## begin

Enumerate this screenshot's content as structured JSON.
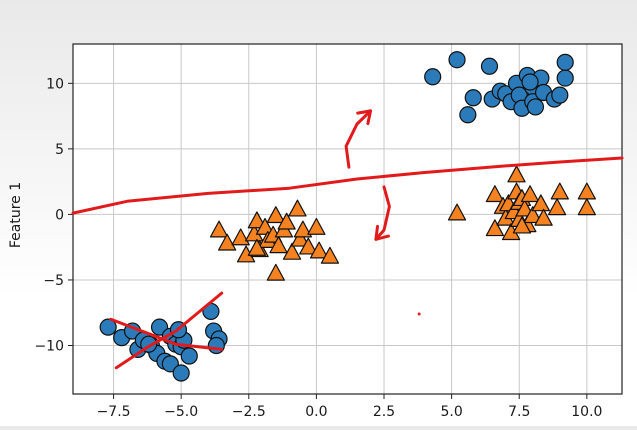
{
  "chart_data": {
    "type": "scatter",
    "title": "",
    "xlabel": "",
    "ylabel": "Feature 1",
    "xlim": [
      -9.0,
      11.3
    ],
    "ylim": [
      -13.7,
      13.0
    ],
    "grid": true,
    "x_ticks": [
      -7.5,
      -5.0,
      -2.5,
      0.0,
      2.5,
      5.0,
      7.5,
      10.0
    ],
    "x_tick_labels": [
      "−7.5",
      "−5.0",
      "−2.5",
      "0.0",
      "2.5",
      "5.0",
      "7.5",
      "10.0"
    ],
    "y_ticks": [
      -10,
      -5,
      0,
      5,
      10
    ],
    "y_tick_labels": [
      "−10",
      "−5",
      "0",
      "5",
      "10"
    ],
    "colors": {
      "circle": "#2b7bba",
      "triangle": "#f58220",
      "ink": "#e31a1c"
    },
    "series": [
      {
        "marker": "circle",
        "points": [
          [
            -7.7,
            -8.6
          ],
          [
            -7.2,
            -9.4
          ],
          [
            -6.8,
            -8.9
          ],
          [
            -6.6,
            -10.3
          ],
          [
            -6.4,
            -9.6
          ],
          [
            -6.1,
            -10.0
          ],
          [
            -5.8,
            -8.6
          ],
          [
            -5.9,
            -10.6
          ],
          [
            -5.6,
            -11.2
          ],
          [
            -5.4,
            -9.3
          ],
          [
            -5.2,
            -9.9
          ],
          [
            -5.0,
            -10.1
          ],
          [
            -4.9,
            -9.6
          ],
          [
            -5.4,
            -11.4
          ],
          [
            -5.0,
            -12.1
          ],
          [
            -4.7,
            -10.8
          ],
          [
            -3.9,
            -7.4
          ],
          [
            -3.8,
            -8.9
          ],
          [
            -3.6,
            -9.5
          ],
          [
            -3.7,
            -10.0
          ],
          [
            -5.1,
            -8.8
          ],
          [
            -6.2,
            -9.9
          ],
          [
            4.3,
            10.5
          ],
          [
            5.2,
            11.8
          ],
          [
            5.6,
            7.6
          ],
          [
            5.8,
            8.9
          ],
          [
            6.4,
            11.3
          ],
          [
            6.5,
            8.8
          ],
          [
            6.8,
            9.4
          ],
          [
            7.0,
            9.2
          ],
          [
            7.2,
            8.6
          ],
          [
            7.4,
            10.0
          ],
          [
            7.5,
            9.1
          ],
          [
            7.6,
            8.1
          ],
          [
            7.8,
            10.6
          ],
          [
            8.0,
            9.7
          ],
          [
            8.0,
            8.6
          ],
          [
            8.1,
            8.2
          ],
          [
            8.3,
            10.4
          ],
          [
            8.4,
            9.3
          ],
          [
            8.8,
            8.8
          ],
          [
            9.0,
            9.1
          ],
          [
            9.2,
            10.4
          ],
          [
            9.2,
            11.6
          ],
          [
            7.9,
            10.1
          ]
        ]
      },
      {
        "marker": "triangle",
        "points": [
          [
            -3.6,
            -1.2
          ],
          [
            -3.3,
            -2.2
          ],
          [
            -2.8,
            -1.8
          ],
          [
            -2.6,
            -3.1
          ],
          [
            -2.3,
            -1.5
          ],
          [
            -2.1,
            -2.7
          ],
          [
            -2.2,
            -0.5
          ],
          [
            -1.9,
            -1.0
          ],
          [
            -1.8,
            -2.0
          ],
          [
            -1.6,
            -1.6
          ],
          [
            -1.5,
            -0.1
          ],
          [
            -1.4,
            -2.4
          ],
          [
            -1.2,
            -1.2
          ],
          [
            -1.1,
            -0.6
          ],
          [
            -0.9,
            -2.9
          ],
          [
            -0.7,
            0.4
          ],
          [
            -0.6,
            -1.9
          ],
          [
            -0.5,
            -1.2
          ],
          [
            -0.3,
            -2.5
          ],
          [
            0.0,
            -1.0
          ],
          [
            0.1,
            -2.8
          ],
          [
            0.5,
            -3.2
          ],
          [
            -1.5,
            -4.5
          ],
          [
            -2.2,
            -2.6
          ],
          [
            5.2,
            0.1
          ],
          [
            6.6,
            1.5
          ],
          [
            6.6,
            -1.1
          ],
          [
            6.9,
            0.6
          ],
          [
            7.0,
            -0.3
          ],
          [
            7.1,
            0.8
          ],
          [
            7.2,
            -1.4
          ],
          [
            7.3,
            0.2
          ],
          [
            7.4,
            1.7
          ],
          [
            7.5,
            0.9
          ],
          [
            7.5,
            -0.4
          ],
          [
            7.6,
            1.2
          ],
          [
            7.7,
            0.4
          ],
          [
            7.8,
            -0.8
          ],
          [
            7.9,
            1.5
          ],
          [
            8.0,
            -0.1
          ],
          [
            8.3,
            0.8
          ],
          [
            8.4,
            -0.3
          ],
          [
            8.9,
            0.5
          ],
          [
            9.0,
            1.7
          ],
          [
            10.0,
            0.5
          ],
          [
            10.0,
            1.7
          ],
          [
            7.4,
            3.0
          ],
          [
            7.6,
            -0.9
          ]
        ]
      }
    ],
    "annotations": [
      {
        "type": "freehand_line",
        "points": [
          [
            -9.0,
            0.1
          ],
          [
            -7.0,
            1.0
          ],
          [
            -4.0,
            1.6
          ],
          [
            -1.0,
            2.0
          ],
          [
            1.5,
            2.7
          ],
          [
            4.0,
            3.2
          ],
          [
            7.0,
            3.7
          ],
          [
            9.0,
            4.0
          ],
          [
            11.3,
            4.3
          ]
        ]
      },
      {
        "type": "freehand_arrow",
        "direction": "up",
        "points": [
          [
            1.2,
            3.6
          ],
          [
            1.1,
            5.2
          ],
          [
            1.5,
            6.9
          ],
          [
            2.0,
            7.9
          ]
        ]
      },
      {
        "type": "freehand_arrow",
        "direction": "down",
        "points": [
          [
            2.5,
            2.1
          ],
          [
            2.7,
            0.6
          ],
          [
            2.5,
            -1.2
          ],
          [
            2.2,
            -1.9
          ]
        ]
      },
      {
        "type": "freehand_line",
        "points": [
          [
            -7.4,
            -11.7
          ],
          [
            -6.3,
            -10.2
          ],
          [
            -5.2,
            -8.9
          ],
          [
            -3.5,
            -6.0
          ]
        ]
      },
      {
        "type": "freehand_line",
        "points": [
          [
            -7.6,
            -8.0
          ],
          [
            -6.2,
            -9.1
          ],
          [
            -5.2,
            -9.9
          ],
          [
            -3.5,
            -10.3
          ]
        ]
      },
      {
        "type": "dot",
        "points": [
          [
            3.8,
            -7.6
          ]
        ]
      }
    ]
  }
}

## end

Omit the pictures. Output every record above word for word.

## [THE ANSWER]
Enumerate this screenshot's content as structured JSON.
{
  "chart_data": {
    "type": "scatter",
    "title": "",
    "xlabel": "",
    "ylabel": "Feature 1",
    "xlim": [
      -9.0,
      11.3
    ],
    "ylim": [
      -13.7,
      13.0
    ],
    "grid": true,
    "x_ticks": [
      -7.5,
      -5.0,
      -2.5,
      0.0,
      2.5,
      5.0,
      7.5,
      10.0
    ],
    "x_tick_labels": [
      "−7.5",
      "−5.0",
      "−2.5",
      "0.0",
      "2.5",
      "5.0",
      "7.5",
      "10.0"
    ],
    "y_ticks": [
      -10,
      -5,
      0,
      5,
      10
    ],
    "y_tick_labels": [
      "−10",
      "−5",
      "0",
      "5",
      "10"
    ],
    "colors": {
      "circle": "#2b7bba",
      "triangle": "#f58220",
      "ink": "#e31a1c"
    },
    "series": [
      {
        "marker": "circle",
        "points": [
          [
            -7.7,
            -8.6
          ],
          [
            -7.2,
            -9.4
          ],
          [
            -6.8,
            -8.9
          ],
          [
            -6.6,
            -10.3
          ],
          [
            -6.4,
            -9.6
          ],
          [
            -6.1,
            -10.0
          ],
          [
            -5.8,
            -8.6
          ],
          [
            -5.9,
            -10.6
          ],
          [
            -5.6,
            -11.2
          ],
          [
            -5.4,
            -9.3
          ],
          [
            -5.2,
            -9.9
          ],
          [
            -5.0,
            -10.1
          ],
          [
            -4.9,
            -9.6
          ],
          [
            -5.4,
            -11.4
          ],
          [
            -5.0,
            -12.1
          ],
          [
            -4.7,
            -10.8
          ],
          [
            -3.9,
            -7.4
          ],
          [
            -3.8,
            -8.9
          ],
          [
            -3.6,
            -9.5
          ],
          [
            -3.7,
            -10.0
          ],
          [
            -5.1,
            -8.8
          ],
          [
            -6.2,
            -9.9
          ],
          [
            4.3,
            10.5
          ],
          [
            5.2,
            11.8
          ],
          [
            5.6,
            7.6
          ],
          [
            5.8,
            8.9
          ],
          [
            6.4,
            11.3
          ],
          [
            6.5,
            8.8
          ],
          [
            6.8,
            9.4
          ],
          [
            7.0,
            9.2
          ],
          [
            7.2,
            8.6
          ],
          [
            7.4,
            10.0
          ],
          [
            7.5,
            9.1
          ],
          [
            7.6,
            8.1
          ],
          [
            7.8,
            10.6
          ],
          [
            8.0,
            9.7
          ],
          [
            8.0,
            8.6
          ],
          [
            8.1,
            8.2
          ],
          [
            8.3,
            10.4
          ],
          [
            8.4,
            9.3
          ],
          [
            8.8,
            8.8
          ],
          [
            9.0,
            9.1
          ],
          [
            9.2,
            10.4
          ],
          [
            9.2,
            11.6
          ],
          [
            7.9,
            10.1
          ]
        ]
      },
      {
        "marker": "triangle",
        "points": [
          [
            -3.6,
            -1.2
          ],
          [
            -3.3,
            -2.2
          ],
          [
            -2.8,
            -1.8
          ],
          [
            -2.6,
            -3.1
          ],
          [
            -2.3,
            -1.5
          ],
          [
            -2.1,
            -2.7
          ],
          [
            -2.2,
            -0.5
          ],
          [
            -1.9,
            -1.0
          ],
          [
            -1.8,
            -2.0
          ],
          [
            -1.6,
            -1.6
          ],
          [
            -1.5,
            -0.1
          ],
          [
            -1.4,
            -2.4
          ],
          [
            -1.2,
            -1.2
          ],
          [
            -1.1,
            -0.6
          ],
          [
            -0.9,
            -2.9
          ],
          [
            -0.7,
            0.4
          ],
          [
            -0.6,
            -1.9
          ],
          [
            -0.5,
            -1.2
          ],
          [
            -0.3,
            -2.5
          ],
          [
            0.0,
            -1.0
          ],
          [
            0.1,
            -2.8
          ],
          [
            0.5,
            -3.2
          ],
          [
            -1.5,
            -4.5
          ],
          [
            -2.2,
            -2.6
          ],
          [
            5.2,
            0.1
          ],
          [
            6.6,
            1.5
          ],
          [
            6.6,
            -1.1
          ],
          [
            6.9,
            0.6
          ],
          [
            7.0,
            -0.3
          ],
          [
            7.1,
            0.8
          ],
          [
            7.2,
            -1.4
          ],
          [
            7.3,
            0.2
          ],
          [
            7.4,
            1.7
          ],
          [
            7.5,
            0.9
          ],
          [
            7.5,
            -0.4
          ],
          [
            7.6,
            1.2
          ],
          [
            7.7,
            0.4
          ],
          [
            7.8,
            -0.8
          ],
          [
            7.9,
            1.5
          ],
          [
            8.0,
            -0.1
          ],
          [
            8.3,
            0.8
          ],
          [
            8.4,
            -0.3
          ],
          [
            8.9,
            0.5
          ],
          [
            9.0,
            1.7
          ],
          [
            10.0,
            0.5
          ],
          [
            10.0,
            1.7
          ],
          [
            7.4,
            3.0
          ],
          [
            7.6,
            -0.9
          ]
        ]
      }
    ],
    "annotations": [
      {
        "type": "freehand_line",
        "points": [
          [
            -9.0,
            0.1
          ],
          [
            -7.0,
            1.0
          ],
          [
            -4.0,
            1.6
          ],
          [
            -1.0,
            2.0
          ],
          [
            1.5,
            2.7
          ],
          [
            4.0,
            3.2
          ],
          [
            7.0,
            3.7
          ],
          [
            9.0,
            4.0
          ],
          [
            11.3,
            4.3
          ]
        ]
      },
      {
        "type": "freehand_arrow",
        "direction": "up",
        "points": [
          [
            1.2,
            3.6
          ],
          [
            1.1,
            5.2
          ],
          [
            1.5,
            6.9
          ],
          [
            2.0,
            7.9
          ]
        ]
      },
      {
        "type": "freehand_arrow",
        "direction": "down",
        "points": [
          [
            2.5,
            2.1
          ],
          [
            2.7,
            0.6
          ],
          [
            2.5,
            -1.2
          ],
          [
            2.2,
            -1.9
          ]
        ]
      },
      {
        "type": "freehand_line",
        "points": [
          [
            -7.4,
            -11.7
          ],
          [
            -6.3,
            -10.2
          ],
          [
            -5.2,
            -8.9
          ],
          [
            -3.5,
            -6.0
          ]
        ]
      },
      {
        "type": "freehand_line",
        "points": [
          [
            -7.6,
            -8.0
          ],
          [
            -6.2,
            -9.1
          ],
          [
            -5.2,
            -9.9
          ],
          [
            -3.5,
            -10.3
          ]
        ]
      },
      {
        "type": "dot",
        "points": [
          [
            3.8,
            -7.6
          ]
        ]
      }
    ]
  }
}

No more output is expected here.